Prompt | Output all of the entries below precisely as written.
* START Stored data *
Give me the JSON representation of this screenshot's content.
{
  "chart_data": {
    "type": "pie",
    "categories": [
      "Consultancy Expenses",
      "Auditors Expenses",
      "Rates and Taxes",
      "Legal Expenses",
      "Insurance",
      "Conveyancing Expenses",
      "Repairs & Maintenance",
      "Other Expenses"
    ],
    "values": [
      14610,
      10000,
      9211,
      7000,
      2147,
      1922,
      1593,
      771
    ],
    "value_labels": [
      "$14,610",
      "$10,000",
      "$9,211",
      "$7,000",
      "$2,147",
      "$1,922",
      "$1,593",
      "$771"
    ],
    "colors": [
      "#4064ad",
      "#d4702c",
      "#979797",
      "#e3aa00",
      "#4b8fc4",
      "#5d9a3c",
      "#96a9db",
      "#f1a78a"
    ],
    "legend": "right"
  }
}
* END Stored data *
Result for this exercise |
Give me the JSON representation of this screenshot's content.
{
  "chart_data": {
    "type": "pie",
    "categories": [
      "Consultancy Expenses",
      "Auditors Expenses",
      "Rates and Taxes",
      "Legal Expenses",
      "Insurance",
      "Conveyancing Expenses",
      "Repairs & Maintenance",
      "Other Expenses"
    ],
    "values": [
      14610,
      10000,
      9211,
      7000,
      2147,
      1922,
      1593,
      771
    ],
    "value_labels": [
      "$14,610",
      "$10,000",
      "$9,211",
      "$7,000",
      "$2,147",
      "$1,922",
      "$1,593",
      "$771"
    ],
    "colors": [
      "#4064ad",
      "#d4702c",
      "#979797",
      "#e3aa00",
      "#4b8fc4",
      "#5d9a3c",
      "#96a9db",
      "#f1a78a"
    ],
    "legend": "right"
  }
}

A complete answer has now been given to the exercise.